STATED GOAL –
Starting at the line with "Read the values", transcribe each line through the final one, both included, and add nothing.

── DATASET ROWS ──

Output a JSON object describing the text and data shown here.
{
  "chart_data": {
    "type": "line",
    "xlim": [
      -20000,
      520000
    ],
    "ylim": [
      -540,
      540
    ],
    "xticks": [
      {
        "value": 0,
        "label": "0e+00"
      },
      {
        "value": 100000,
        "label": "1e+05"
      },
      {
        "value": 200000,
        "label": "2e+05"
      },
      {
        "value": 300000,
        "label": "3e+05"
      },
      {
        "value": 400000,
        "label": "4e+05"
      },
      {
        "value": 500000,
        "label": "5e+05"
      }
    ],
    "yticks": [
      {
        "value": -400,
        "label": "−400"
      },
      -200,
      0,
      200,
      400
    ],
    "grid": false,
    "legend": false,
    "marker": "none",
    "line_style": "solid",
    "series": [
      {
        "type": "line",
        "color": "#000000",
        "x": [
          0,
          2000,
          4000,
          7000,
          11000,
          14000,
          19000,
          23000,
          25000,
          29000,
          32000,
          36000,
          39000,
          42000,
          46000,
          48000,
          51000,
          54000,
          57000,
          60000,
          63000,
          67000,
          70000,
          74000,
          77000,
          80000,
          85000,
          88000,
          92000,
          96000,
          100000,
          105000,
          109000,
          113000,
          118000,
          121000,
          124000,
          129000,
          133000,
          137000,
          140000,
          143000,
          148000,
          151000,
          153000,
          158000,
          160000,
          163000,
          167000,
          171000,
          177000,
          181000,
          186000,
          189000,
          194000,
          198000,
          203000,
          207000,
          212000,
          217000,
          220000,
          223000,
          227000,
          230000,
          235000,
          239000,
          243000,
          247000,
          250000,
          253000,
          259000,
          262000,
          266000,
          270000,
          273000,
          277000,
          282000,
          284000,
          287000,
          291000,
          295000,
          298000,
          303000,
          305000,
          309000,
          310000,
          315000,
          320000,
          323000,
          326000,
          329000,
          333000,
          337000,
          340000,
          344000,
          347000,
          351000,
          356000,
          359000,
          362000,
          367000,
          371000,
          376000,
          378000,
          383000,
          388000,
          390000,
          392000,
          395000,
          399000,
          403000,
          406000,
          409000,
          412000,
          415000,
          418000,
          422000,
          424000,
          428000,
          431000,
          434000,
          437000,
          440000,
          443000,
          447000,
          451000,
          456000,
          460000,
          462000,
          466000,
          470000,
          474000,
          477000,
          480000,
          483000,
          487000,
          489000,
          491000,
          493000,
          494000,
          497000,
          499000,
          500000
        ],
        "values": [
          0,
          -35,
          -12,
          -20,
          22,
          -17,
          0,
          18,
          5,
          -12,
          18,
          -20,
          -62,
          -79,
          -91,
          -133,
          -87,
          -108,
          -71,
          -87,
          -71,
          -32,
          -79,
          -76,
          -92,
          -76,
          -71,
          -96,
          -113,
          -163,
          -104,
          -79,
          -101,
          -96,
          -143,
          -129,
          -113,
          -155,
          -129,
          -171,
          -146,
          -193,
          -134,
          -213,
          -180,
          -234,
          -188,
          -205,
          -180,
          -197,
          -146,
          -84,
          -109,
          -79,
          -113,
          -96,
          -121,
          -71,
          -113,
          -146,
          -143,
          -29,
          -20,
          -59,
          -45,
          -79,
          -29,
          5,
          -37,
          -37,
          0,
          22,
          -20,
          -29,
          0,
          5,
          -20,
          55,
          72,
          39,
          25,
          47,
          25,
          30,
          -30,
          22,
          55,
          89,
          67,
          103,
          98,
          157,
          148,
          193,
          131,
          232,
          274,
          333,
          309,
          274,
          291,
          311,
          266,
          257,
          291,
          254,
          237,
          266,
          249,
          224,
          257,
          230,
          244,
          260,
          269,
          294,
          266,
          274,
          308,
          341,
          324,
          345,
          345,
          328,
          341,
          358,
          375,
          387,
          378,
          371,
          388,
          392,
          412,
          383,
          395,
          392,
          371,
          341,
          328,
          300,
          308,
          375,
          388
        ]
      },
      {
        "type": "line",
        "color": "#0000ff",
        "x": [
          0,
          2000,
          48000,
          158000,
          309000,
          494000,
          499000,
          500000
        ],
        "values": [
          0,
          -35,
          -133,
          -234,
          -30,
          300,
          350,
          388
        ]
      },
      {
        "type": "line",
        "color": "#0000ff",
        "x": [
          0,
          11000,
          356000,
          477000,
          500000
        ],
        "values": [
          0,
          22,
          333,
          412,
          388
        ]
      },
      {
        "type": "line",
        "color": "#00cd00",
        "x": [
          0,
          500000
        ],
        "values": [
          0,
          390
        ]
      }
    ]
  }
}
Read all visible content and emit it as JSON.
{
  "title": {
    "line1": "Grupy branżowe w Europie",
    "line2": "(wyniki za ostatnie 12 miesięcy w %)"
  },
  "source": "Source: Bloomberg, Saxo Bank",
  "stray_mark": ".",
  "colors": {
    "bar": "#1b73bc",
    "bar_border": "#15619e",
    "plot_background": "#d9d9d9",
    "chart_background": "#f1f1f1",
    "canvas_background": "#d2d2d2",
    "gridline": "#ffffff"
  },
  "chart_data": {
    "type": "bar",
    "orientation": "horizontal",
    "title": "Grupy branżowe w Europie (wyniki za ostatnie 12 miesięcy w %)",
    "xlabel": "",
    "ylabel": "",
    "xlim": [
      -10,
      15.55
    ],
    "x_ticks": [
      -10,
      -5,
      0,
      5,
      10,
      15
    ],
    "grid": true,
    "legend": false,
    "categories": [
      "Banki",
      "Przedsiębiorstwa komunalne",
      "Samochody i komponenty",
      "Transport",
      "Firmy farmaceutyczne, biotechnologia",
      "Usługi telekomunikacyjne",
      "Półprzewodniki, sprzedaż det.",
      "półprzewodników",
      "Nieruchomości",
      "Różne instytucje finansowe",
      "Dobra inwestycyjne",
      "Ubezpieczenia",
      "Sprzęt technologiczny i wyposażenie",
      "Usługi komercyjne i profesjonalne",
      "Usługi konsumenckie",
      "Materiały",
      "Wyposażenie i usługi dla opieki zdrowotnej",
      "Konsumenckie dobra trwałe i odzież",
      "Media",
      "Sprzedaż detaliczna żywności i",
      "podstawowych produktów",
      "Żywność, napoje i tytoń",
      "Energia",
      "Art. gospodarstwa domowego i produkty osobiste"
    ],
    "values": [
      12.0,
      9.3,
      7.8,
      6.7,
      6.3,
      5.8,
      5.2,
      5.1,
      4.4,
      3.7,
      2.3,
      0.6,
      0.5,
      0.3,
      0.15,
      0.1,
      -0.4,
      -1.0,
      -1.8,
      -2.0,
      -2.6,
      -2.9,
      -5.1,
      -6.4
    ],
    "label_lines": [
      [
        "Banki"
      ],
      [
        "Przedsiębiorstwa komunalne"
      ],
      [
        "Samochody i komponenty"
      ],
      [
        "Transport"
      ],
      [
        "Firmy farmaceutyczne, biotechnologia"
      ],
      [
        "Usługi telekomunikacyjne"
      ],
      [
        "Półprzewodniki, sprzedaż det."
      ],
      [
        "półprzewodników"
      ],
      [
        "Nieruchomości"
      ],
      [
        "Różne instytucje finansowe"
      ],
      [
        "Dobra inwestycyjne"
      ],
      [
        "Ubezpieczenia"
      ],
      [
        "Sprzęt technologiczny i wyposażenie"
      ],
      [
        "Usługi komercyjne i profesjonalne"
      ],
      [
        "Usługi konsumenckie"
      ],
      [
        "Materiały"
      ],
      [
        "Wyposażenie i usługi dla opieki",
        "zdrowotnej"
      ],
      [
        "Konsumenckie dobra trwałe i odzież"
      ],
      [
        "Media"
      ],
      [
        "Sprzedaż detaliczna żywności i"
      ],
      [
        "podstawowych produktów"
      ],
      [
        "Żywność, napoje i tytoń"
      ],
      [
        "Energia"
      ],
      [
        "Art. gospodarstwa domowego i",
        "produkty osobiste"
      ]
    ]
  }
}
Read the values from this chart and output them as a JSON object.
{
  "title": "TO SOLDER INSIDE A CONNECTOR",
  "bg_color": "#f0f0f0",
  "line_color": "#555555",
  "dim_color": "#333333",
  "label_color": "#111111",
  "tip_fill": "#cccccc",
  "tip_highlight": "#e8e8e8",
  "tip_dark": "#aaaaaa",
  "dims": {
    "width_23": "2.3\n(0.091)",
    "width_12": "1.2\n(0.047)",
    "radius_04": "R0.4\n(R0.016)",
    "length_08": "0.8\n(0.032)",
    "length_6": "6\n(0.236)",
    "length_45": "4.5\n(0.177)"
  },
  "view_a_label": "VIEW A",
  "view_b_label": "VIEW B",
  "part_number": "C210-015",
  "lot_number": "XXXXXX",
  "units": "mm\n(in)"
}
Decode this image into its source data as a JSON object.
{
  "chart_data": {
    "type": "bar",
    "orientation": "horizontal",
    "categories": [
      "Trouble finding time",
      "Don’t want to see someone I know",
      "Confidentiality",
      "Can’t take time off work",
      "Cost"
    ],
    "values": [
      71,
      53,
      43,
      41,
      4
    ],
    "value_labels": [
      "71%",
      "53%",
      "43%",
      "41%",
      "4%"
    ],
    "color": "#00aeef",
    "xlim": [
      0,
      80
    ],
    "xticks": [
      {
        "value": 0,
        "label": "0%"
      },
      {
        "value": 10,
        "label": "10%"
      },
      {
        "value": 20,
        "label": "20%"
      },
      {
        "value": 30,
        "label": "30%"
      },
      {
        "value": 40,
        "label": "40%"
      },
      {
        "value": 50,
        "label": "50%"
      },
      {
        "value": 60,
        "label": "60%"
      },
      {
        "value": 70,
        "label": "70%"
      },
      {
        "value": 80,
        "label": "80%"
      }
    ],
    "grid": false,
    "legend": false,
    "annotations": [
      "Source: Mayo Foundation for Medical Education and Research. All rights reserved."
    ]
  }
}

───

RIGHT ANSWER –
Read the values from this chart and output them as a JSON object.
{
  "title": "TO SOLDER INSIDE A CONNECTOR",
  "bg_color": "#f0f0f0",
  "line_color": "#555555",
  "dim_color": "#333333",
  "label_color": "#111111",
  "tip_fill": "#cccccc",
  "tip_highlight": "#e8e8e8",
  "tip_dark": "#aaaaaa",
  "dims": {
    "width_23": "2.3\n(0.091)",
    "width_12": "1.2\n(0.047)",
    "radius_04": "R0.4\n(R0.016)",
    "length_08": "0.8\n(0.032)",
    "length_6": "6\n(0.236)",
    "length_45": "4.5\n(0.177)"
  },
  "view_a_label": "VIEW A",
  "view_b_label": "VIEW B",
  "part_number": "C210-015",
  "lot_number": "XXXXXX",
  "units": "mm\n(in)"
}
Decode this image into its source data as a JSON object.
{
  "chart_data": {
    "type": "bar",
    "orientation": "horizontal",
    "categories": [
      "Trouble finding time",
      "Don’t want to see someone I know",
      "Confidentiality",
      "Can’t take time off work",
      "Cost"
    ],
    "values": [
      71,
      53,
      43,
      41,
      4
    ],
    "value_labels": [
      "71%",
      "53%",
      "43%",
      "41%",
      "4%"
    ],
    "color": "#00aeef",
    "xlim": [
      0,
      80
    ],
    "xticks": [
      {
        "value": 0,
        "label": "0%"
      },
      {
        "value": 10,
        "label": "10%"
      },
      {
        "value": 20,
        "label": "20%"
      },
      {
        "value": 30,
        "label": "30%"
      },
      {
        "value": 40,
        "label": "40%"
      },
      {
        "value": 50,
        "label": "50%"
      },
      {
        "value": 60,
        "label": "60%"
      },
      {
        "value": 70,
        "label": "70%"
      },
      {
        "value": 80,
        "label": "80%"
      }
    ],
    "grid": false,
    "legend": false,
    "annotations": [
      "Source: Mayo Foundation for Medical Education and Research. All rights reserved."
    ]
  }
}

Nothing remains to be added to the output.